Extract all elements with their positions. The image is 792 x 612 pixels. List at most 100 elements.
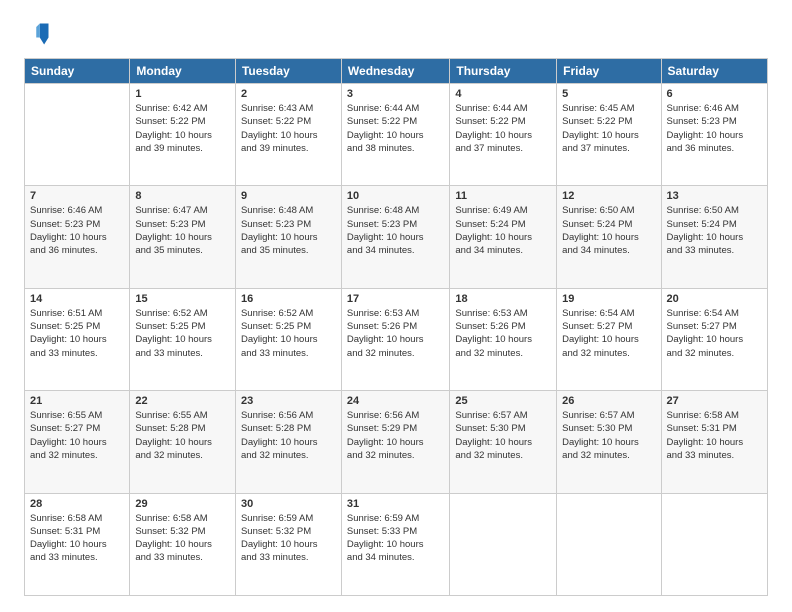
calendar-cell: 26 Sunrise: 6:57 AM Sunset: 5:30 PM Dayli… [557,391,661,493]
calendar-header: SundayMondayTuesdayWednesdayThursdayFrid… [25,59,768,84]
calendar-cell: 16 Sunrise: 6:52 AM Sunset: 5:25 PM Dayli… [235,288,341,390]
day-number: 12 [562,190,655,202]
calendar-cell: 22Sunrise: 6:55 AM Sunset: 5:28 PM Dayli… [130,391,236,493]
day-number: 27 [667,395,762,407]
day-number: 5 [562,88,655,100]
calendar-cell: 1Sunrise: 6:42 AM Sunset: 5:22 PM Daylig… [130,84,236,186]
day-number: 19 [562,293,655,305]
day-number: 9 [241,190,336,202]
calendar-cell: 29 Sunrise: 6:58 AM Sunset: 5:32 PM Dayli… [130,493,236,595]
calendar-cell: 11 Sunrise: 6:49 AM Sunset: 5:24 PM Dayli… [450,186,557,288]
day-number: 25 [455,395,551,407]
day-number: 30 [241,498,336,510]
calendar-cell: 27Sunrise: 6:58 AM Sunset: 5:31 PM Dayli… [661,391,767,493]
day-info: Sunrise: 6:53 AM Sunset: 5:26 PM Dayligh… [455,307,551,360]
day-number: 3 [347,88,444,100]
calendar-cell: 4 Sunrise: 6:44 AM Sunset: 5:22 PM Daylig… [450,84,557,186]
day-info: Sunrise: 6:50 AM Sunset: 5:24 PM Dayligh… [562,204,655,257]
day-number: 8 [135,190,230,202]
day-info: Sunrise: 6:53 AM Sunset: 5:26 PM Dayligh… [347,307,444,360]
calendar-cell: 21 Sunrise: 6:55 AM Sunset: 5:27 PM Dayli… [25,391,130,493]
weekday-header-monday: Monday [130,59,236,84]
day-info: Sunrise: 6:47 AM Sunset: 5:23 PM Dayligh… [135,204,230,257]
day-number: 31 [347,498,444,510]
day-info: Sunrise: 6:43 AM Sunset: 5:22 PM Dayligh… [241,102,336,155]
calendar-cell [25,84,130,186]
calendar-cell: 6 Sunrise: 6:46 AM Sunset: 5:23 PM Daylig… [661,84,767,186]
calendar-cell: 9 Sunrise: 6:48 AM Sunset: 5:23 PM Daylig… [235,186,341,288]
calendar-cell: 7 Sunrise: 6:46 AM Sunset: 5:23 PM Daylig… [25,186,130,288]
day-number: 18 [455,293,551,305]
calendar-cell: 12 Sunrise: 6:50 AM Sunset: 5:24 PM Dayli… [557,186,661,288]
weekday-header-row: SundayMondayTuesdayWednesdayThursdayFrid… [25,59,768,84]
day-number: 21 [30,395,124,407]
day-number: 7 [30,190,124,202]
calendar-cell: 30 Sunrise: 6:59 AM Sunset: 5:32 PM Dayli… [235,493,341,595]
calendar-week-2: 7 Sunrise: 6:46 AM Sunset: 5:23 PM Daylig… [25,186,768,288]
day-number: 20 [667,293,762,305]
day-info: Sunrise: 6:56 AM Sunset: 5:28 PM Dayligh… [241,409,336,462]
calendar-cell [450,493,557,595]
day-info: Sunrise: 6:46 AM Sunset: 5:23 PM Dayligh… [30,204,124,257]
day-number: 26 [562,395,655,407]
calendar-week-1: 1Sunrise: 6:42 AM Sunset: 5:22 PM Daylig… [25,84,768,186]
day-info: Sunrise: 6:51 AM Sunset: 5:25 PM Dayligh… [30,307,124,360]
calendar-cell: 19 Sunrise: 6:54 AM Sunset: 5:27 PM Dayli… [557,288,661,390]
calendar-week-3: 14 Sunrise: 6:51 AM Sunset: 5:25 PM Dayli… [25,288,768,390]
day-info: Sunrise: 6:59 AM Sunset: 5:32 PM Dayligh… [241,512,336,565]
day-number: 11 [455,190,551,202]
day-number: 6 [667,88,762,100]
calendar-body: 1Sunrise: 6:42 AM Sunset: 5:22 PM Daylig… [25,84,768,596]
day-info: Sunrise: 6:42 AM Sunset: 5:22 PM Dayligh… [135,102,230,155]
day-info: Sunrise: 6:48 AM Sunset: 5:23 PM Dayligh… [241,204,336,257]
day-info: Sunrise: 6:55 AM Sunset: 5:27 PM Dayligh… [30,409,124,462]
day-info: Sunrise: 6:56 AM Sunset: 5:29 PM Dayligh… [347,409,444,462]
calendar-cell: 28 Sunrise: 6:58 AM Sunset: 5:31 PM Dayli… [25,493,130,595]
day-info: Sunrise: 6:52 AM Sunset: 5:25 PM Dayligh… [241,307,336,360]
calendar-cell: 15 Sunrise: 6:52 AM Sunset: 5:25 PM Dayli… [130,288,236,390]
day-info: Sunrise: 6:46 AM Sunset: 5:23 PM Dayligh… [667,102,762,155]
day-number: 17 [347,293,444,305]
day-info: Sunrise: 6:59 AM Sunset: 5:33 PM Dayligh… [347,512,444,565]
day-info: Sunrise: 6:52 AM Sunset: 5:25 PM Dayligh… [135,307,230,360]
calendar-cell [557,493,661,595]
day-number: 10 [347,190,444,202]
day-info: Sunrise: 6:45 AM Sunset: 5:22 PM Dayligh… [562,102,655,155]
day-info: Sunrise: 6:58 AM Sunset: 5:31 PM Dayligh… [30,512,124,565]
day-info: Sunrise: 6:44 AM Sunset: 5:22 PM Dayligh… [347,102,444,155]
weekday-header-friday: Friday [557,59,661,84]
weekday-header-wednesday: Wednesday [341,59,449,84]
day-number: 22 [135,395,230,407]
day-info: Sunrise: 6:54 AM Sunset: 5:27 PM Dayligh… [667,307,762,360]
calendar-cell: 17 Sunrise: 6:53 AM Sunset: 5:26 PM Dayli… [341,288,449,390]
day-info: Sunrise: 6:58 AM Sunset: 5:32 PM Dayligh… [135,512,230,565]
day-info: Sunrise: 6:44 AM Sunset: 5:22 PM Dayligh… [455,102,551,155]
day-number: 23 [241,395,336,407]
day-number: 2 [241,88,336,100]
day-number: 28 [30,498,124,510]
day-number: 13 [667,190,762,202]
day-number: 16 [241,293,336,305]
day-info: Sunrise: 6:54 AM Sunset: 5:27 PM Dayligh… [562,307,655,360]
day-info: Sunrise: 6:50 AM Sunset: 5:24 PM Dayligh… [667,204,762,257]
weekday-header-thursday: Thursday [450,59,557,84]
day-info: Sunrise: 6:57 AM Sunset: 5:30 PM Dayligh… [455,409,551,462]
day-info: Sunrise: 6:57 AM Sunset: 5:30 PM Dayligh… [562,409,655,462]
calendar-table: SundayMondayTuesdayWednesdayThursdayFrid… [24,58,768,596]
calendar-cell: 20 Sunrise: 6:54 AM Sunset: 5:27 PM Dayli… [661,288,767,390]
calendar-cell: 14 Sunrise: 6:51 AM Sunset: 5:25 PM Dayli… [25,288,130,390]
calendar-cell: 23 Sunrise: 6:56 AM Sunset: 5:28 PM Dayli… [235,391,341,493]
day-number: 29 [135,498,230,510]
logo-icon [24,20,52,48]
day-number: 14 [30,293,124,305]
day-number: 15 [135,293,230,305]
day-number: 4 [455,88,551,100]
day-info: Sunrise: 6:48 AM Sunset: 5:23 PM Dayligh… [347,204,444,257]
calendar-cell: 25 Sunrise: 6:57 AM Sunset: 5:30 PM Dayli… [450,391,557,493]
calendar-cell: 10 Sunrise: 6:48 AM Sunset: 5:23 PM Dayli… [341,186,449,288]
calendar-cell [661,493,767,595]
calendar-week-4: 21 Sunrise: 6:55 AM Sunset: 5:27 PM Dayli… [25,391,768,493]
calendar-cell: 8 Sunrise: 6:47 AM Sunset: 5:23 PM Daylig… [130,186,236,288]
day-info: Sunrise: 6:49 AM Sunset: 5:24 PM Dayligh… [455,204,551,257]
calendar-cell: 3 Sunrise: 6:44 AM Sunset: 5:22 PM Daylig… [341,84,449,186]
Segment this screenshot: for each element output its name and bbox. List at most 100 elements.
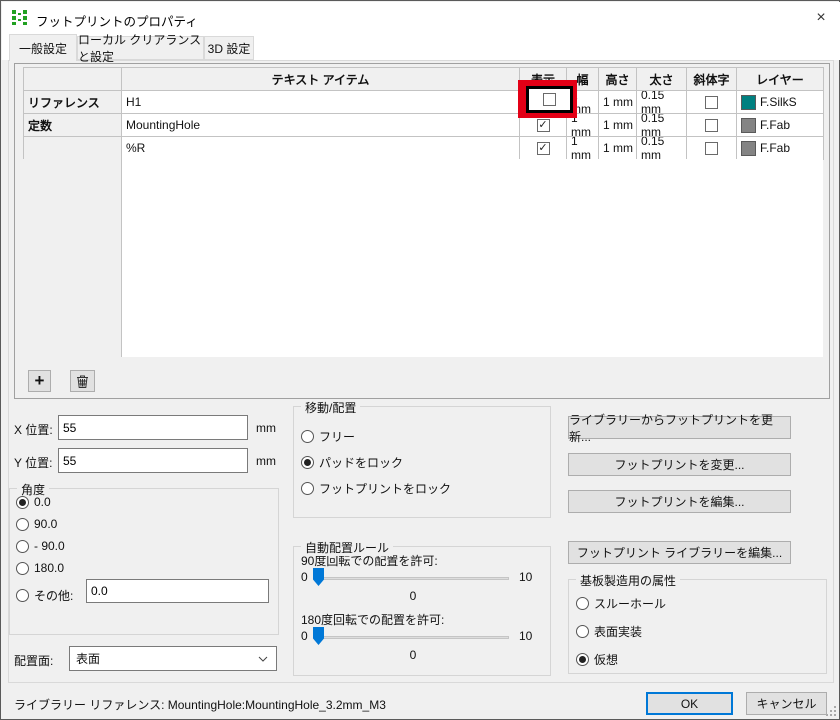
col-header-layer: レイヤー (737, 68, 824, 91)
grid-empty-area (122, 159, 823, 357)
x-position-unit: mm (256, 421, 276, 435)
radio-icon (576, 625, 589, 638)
cell-pr-width[interactable]: 1 mm (567, 137, 599, 160)
title-bar: フットプリントのプロパティ × (2, 2, 840, 32)
move-radio-lock-pads[interactable]: パッドをロック (301, 454, 403, 471)
col-header-thickness: 太さ (637, 68, 687, 91)
angle-other-input[interactable] (86, 579, 269, 603)
footprint-properties-dialog: フットプリントのプロパティ × 一般設定 ローカル クリアランスと設定 3D 設… (0, 0, 840, 720)
x-position-label: X 位置: (14, 421, 53, 438)
rot90-min: 0 (301, 570, 308, 584)
cell-pr-show[interactable]: ✓ (520, 137, 567, 160)
fab-attributes-title: 基板製造用の属性 (576, 572, 680, 589)
cell-value-thickness[interactable]: 0.15 mm (637, 114, 687, 137)
radio-icon (16, 518, 29, 531)
move-radio-lock-footprint[interactable]: フットプリントをロック (301, 480, 451, 497)
show-checkbox[interactable]: ✓ (537, 119, 550, 132)
radio-icon (16, 562, 29, 575)
rot180-min: 0 (301, 629, 308, 643)
col-header-italic: 斜体字 (687, 68, 737, 91)
highlight-target (526, 86, 573, 113)
edit-footprint-button[interactable]: フットプリントを編集... (568, 490, 791, 513)
cell-reference-height[interactable]: 1 mm (599, 91, 637, 114)
layer-color-swatch (741, 95, 756, 110)
cell-pr-thickness[interactable]: 0.15 mm (637, 137, 687, 160)
x-position-input[interactable] (58, 415, 248, 440)
radio-selected-icon (16, 496, 29, 509)
tab-general-settings[interactable]: 一般設定 (9, 34, 77, 61)
col-header-text-item: テキスト アイテム (122, 68, 520, 91)
radio-icon (16, 589, 29, 602)
row-header-reference: リファレンス (24, 91, 122, 114)
rot180-label: 180度回転での配置を許可: (301, 611, 444, 628)
close-icon[interactable]: × (802, 3, 840, 32)
cell-reference-layer[interactable]: F.SilkS (737, 91, 824, 114)
cell-pr-layer[interactable]: F.Fab (737, 137, 824, 160)
delete-text-item-button[interactable] (70, 370, 95, 392)
library-reference-text: ライブラリー リファレンス: MountingHole:MountingHole… (14, 696, 386, 713)
move-place-title: 移動/配置 (301, 399, 360, 416)
angle-radio-90[interactable]: 90.0 (16, 517, 57, 531)
move-radio-free[interactable]: フリー (301, 428, 355, 445)
radio-icon (301, 482, 314, 495)
radio-icon (301, 430, 314, 443)
plus-icon: + (35, 371, 45, 391)
cell-reference-thickness[interactable]: 0.15 mm (637, 91, 687, 114)
cell-reference-italic[interactable] (687, 91, 737, 114)
italic-checkbox[interactable] (705, 142, 718, 155)
rot90-slider-track[interactable] (317, 577, 509, 580)
layer-color-swatch (741, 118, 756, 133)
trash-icon (75, 374, 90, 389)
show-checkbox[interactable]: ✓ (537, 142, 550, 155)
cell-value-italic[interactable] (687, 114, 737, 137)
col-header-height: 高さ (599, 68, 637, 91)
angle-radio-180[interactable]: 180.0 (16, 561, 64, 575)
change-footprint-button[interactable]: フットプリントを変更... (568, 453, 791, 476)
fab-radio-smd[interactable]: 表面実装 (576, 623, 642, 640)
cell-value-layer[interactable]: F.Fab (737, 114, 824, 137)
rot90-max: 10 (519, 570, 532, 584)
cancel-button[interactable]: キャンセル (746, 692, 827, 715)
cell-value-text[interactable]: MountingHole (122, 114, 520, 137)
italic-checkbox[interactable] (705, 119, 718, 132)
row-header-blank (24, 137, 122, 160)
y-position-unit: mm (256, 454, 276, 468)
angle-radio-other[interactable]: その他: (16, 587, 73, 604)
radio-selected-icon (301, 456, 314, 469)
chevron-down-icon (258, 656, 268, 662)
angle-radio-0[interactable]: 0.0 (16, 495, 51, 509)
cell-pr-text[interactable]: %R (122, 137, 520, 160)
rot180-slider-track[interactable] (317, 636, 509, 639)
layer-color-swatch (741, 141, 756, 156)
update-footprint-button[interactable]: ライブラリーからフットプリントを更新... (568, 416, 791, 439)
cell-reference-text[interactable]: H1 (122, 91, 520, 114)
show-checkbox-unchecked[interactable] (543, 93, 556, 106)
row-header-value: 定数 (24, 114, 122, 137)
cell-value-height[interactable]: 1 mm (599, 114, 637, 137)
y-position-input[interactable] (58, 448, 248, 473)
window-title: フットプリントのプロパティ (36, 11, 198, 30)
cell-pr-italic[interactable] (687, 137, 737, 160)
add-text-item-button[interactable]: + (28, 370, 51, 392)
italic-checkbox[interactable] (705, 96, 718, 109)
angle-radio-neg90[interactable]: - 90.0 (16, 539, 65, 553)
corner-header-cell (24, 68, 122, 91)
radio-icon (576, 597, 589, 610)
cell-pr-height[interactable]: 1 mm (599, 137, 637, 160)
grid-rowheader-filler (23, 159, 122, 357)
text-items-table: テキスト アイテム 表示 幅 高さ 太さ 斜体字 レイヤー リファレンス H1 … (23, 67, 824, 160)
fab-radio-virtual[interactable]: 仮想 (576, 651, 618, 668)
fab-radio-through-hole[interactable]: スルーホール (576, 595, 666, 612)
rot90-value: 0 (317, 589, 509, 603)
tab-3d-settings[interactable]: 3D 設定 (204, 36, 254, 60)
radio-selected-icon (576, 653, 589, 666)
edit-footprint-library-button[interactable]: フットプリント ライブラリーを編集... (568, 541, 791, 564)
radio-icon (16, 540, 29, 553)
y-position-label: Y 位置: (14, 454, 52, 471)
autoplace-title: 自動配置ルール (301, 539, 393, 556)
ok-button[interactable]: OK (646, 692, 733, 715)
footprint-icon (11, 9, 28, 26)
rot180-max: 10 (519, 629, 532, 643)
tab-local-clearance[interactable]: ローカル クリアランスと設定 (77, 36, 204, 60)
placement-side-select[interactable]: 表面 (69, 646, 277, 671)
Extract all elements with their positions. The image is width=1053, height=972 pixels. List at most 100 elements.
..........
Exercise description:
Please print the rows exactly, starting at the line that contains "calendar-cell: 26 Sunrise: 6:57" and ending at the line that contains "day-number: 5 [562,88,655,100]".

Response:
calendar-cell: 26 Sunrise: 6:57 AM Sunset: 5:30 PM Dayli… [557,391,661,493]
calendar-header: SundayMondayTuesdayWednesdayThursdayFrid… [25,59,768,84]
calendar-cell: 16 Sunrise: 6:52 AM Sunset: 5:25 PM Dayli… [235,288,341,390]
day-number: 12 [562,190,655,202]
calendar-cell: 22Sunrise: 6:55 AM Sunset: 5:28 PM Dayli… [130,391,236,493]
day-number: 27 [667,395,762,407]
day-number: 5 [562,88,655,100]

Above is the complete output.